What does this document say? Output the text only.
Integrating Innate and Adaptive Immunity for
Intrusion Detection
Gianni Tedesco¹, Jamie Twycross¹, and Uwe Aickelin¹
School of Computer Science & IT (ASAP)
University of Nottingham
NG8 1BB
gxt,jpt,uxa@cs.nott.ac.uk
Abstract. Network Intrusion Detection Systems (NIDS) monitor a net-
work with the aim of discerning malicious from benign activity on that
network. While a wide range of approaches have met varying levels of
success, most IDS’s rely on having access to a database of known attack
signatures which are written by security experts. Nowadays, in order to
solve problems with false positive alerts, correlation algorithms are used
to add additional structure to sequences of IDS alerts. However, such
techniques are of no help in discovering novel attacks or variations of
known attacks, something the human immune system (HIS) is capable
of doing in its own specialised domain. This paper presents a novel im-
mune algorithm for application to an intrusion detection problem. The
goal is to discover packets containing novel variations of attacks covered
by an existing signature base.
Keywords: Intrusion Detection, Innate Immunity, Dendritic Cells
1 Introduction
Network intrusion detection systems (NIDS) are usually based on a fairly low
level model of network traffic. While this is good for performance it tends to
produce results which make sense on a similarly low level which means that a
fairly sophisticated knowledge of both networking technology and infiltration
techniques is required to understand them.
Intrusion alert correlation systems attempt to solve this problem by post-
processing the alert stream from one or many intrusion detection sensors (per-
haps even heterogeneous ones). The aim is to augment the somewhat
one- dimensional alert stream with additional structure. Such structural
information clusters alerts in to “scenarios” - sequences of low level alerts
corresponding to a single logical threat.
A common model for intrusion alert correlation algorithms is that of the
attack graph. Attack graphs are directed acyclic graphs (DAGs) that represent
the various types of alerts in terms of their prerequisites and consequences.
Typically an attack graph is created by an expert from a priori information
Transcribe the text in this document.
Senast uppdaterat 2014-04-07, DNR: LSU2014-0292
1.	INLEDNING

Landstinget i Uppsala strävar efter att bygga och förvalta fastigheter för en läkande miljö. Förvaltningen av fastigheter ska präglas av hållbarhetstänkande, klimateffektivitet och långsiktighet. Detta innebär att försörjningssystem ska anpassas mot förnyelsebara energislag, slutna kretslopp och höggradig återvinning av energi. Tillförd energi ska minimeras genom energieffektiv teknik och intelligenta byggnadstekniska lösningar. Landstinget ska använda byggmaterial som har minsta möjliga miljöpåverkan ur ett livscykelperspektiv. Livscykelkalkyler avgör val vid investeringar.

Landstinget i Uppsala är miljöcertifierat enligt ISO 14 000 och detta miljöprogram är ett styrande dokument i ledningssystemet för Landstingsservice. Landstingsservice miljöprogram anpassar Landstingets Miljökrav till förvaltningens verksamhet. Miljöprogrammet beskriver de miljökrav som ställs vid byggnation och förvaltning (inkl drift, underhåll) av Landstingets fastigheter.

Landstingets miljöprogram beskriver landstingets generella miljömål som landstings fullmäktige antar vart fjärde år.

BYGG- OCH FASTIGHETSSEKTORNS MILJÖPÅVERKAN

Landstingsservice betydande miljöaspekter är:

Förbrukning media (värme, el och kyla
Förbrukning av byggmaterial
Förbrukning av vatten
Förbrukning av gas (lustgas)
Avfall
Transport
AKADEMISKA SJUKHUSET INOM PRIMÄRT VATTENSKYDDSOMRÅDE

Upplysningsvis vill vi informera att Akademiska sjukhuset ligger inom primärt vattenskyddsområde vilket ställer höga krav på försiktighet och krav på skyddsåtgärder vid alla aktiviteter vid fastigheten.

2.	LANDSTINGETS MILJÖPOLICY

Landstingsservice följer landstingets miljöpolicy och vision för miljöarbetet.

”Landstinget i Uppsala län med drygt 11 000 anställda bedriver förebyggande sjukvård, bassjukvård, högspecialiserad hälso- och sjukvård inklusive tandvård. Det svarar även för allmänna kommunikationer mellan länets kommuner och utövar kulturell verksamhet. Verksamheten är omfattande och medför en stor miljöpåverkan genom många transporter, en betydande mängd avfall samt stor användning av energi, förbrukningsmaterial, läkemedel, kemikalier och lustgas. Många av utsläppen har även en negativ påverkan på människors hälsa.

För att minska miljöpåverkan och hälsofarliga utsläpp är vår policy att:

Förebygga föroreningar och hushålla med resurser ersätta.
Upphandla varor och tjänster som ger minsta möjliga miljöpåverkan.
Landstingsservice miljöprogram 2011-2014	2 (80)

========================================================================

▶ _ACTIVITY_:
Write out every record verbatim.

▶ _RESPONSE TO THE EXERCISE_:
What does this document say? Output the text only.
Integrating Innate and Adaptive Immunity for
Intrusion Detection
Gianni Tedesco¹, Jamie Twycross¹, and Uwe Aickelin¹
School of Computer Science & IT (ASAP)
University of Nottingham
NG8 1BB
gxt,jpt,uxa@cs.nott.ac.uk
Abstract. Network Intrusion Detection Systems (NIDS) monitor a net-
work with the aim of discerning malicious from benign activity on that
network. While a wide range of approaches have met varying levels of
success, most IDS’s rely on having access to a database of known attack
signatures which are written by security experts. Nowadays, in order to
solve problems with false positive alerts, correlation algorithms are used
to add additional structure to sequences of IDS alerts. However, such
techniques are of no help in discovering novel attacks or variations of
known attacks, something the human immune system (HIS) is capable
of doing in its own specialised domain. This paper presents a novel im-
mune algorithm for application to an intrusion detection problem. The
goal is to discover packets containing novel variations of attacks covered
by an existing signature base.
Keywords: Intrusion Detection, Innate Immunity, Dendritic Cells
1 Introduction
Network intrusion detection systems (NIDS) are usually based on a fairly low
level model of network traffic. While this is good for performance it tends to
produce results which make sense on a similarly low level which means that a
fairly sophisticated knowledge of both networking technology and infiltration
techniques is required to understand them.
Intrusion alert correlation systems attempt to solve this problem by post-
processing the alert stream from one or many intrusion detection sensors (per-
haps even heterogeneous ones). The aim is to augment the somewhat
one- dimensional alert stream with additional structure. Such structural
information clusters alerts in to “scenarios” - sequences of low level alerts
corresponding to a single logical threat.
A common model for intrusion alert correlation algorithms is that of the
attack graph. Attack graphs are directed acyclic graphs (DAGs) that represent
the various types of alerts in terms of their prerequisites and consequences.
Typically an attack graph is created by an expert from a priori information
Transcribe the text in this document.
Senast uppdaterat 2014-04-07, DNR: LSU2014-0292
1.	INLEDNING

Landstinget i Uppsala strävar efter att bygga och förvalta fastigheter för en läkande miljö. Förvaltningen av fastigheter ska präglas av hållbarhetstänkande, klimateffektivitet och långsiktighet. Detta innebär att försörjningssystem ska anpassas mot förnyelsebara energislag, slutna kretslopp och höggradig återvinning av energi. Tillförd energi ska minimeras genom energieffektiv teknik och intelligenta byggnadstekniska lösningar. Landstinget ska använda byggmaterial som har minsta möjliga miljöpåverkan ur ett livscykelperspektiv. Livscykelkalkyler avgör val vid investeringar.

Landstinget i Uppsala är miljöcertifierat enligt ISO 14 000 och detta miljöprogram är ett styrande dokument i ledningssystemet för Landstingsservice. Landstingsservice miljöprogram anpassar Landstingets Miljökrav till förvaltningens verksamhet. Miljöprogrammet beskriver de miljökrav som ställs vid byggnation och förvaltning (inkl drift, underhåll) av Landstingets fastigheter.

Landstingets miljöprogram beskriver landstingets generella miljömål som landstings fullmäktige antar vart fjärde år.

BYGG- OCH FASTIGHETSSEKTORNS MILJÖPÅVERKAN

Landstingsservice betydande miljöaspekter är:

Förbrukning media (värme, el och kyla
Förbrukning av byggmaterial
Förbrukning av vatten
Förbrukning av gas (lustgas)
Avfall
Transport
AKADEMISKA SJUKHUSET INOM PRIMÄRT VATTENSKYDDSOMRÅDE

Upplysningsvis vill vi informera att Akademiska sjukhuset ligger inom primärt vattenskyddsområde vilket ställer höga krav på försiktighet och krav på skyddsåtgärder vid alla aktiviteter vid fastigheten.

2.	LANDSTINGETS MILJÖPOLICY

Landstingsservice följer landstingets miljöpolicy och vision för miljöarbetet.

”Landstinget i Uppsala län med drygt 11 000 anställda bedriver förebyggande sjukvård, bassjukvård, högspecialiserad hälso- och sjukvård inklusive tandvård. Det svarar även för allmänna kommunikationer mellan länets kommuner och utövar kulturell verksamhet. Verksamheten är omfattande och medför en stor miljöpåverkan genom många transporter, en betydande mängd avfall samt stor användning av energi, förbrukningsmaterial, läkemedel, kemikalier och lustgas. Många av utsläppen har även en negativ påverkan på människors hälsa.

För att minska miljöpåverkan och hälsofarliga utsläpp är vår policy att:

Förebygga föroreningar och hushålla med resurser ersätta.
Upphandla varor och tjänster som ger minsta möjliga miljöpåverkan.
Landstingsservice miljöprogram 2011-2014	2 (80)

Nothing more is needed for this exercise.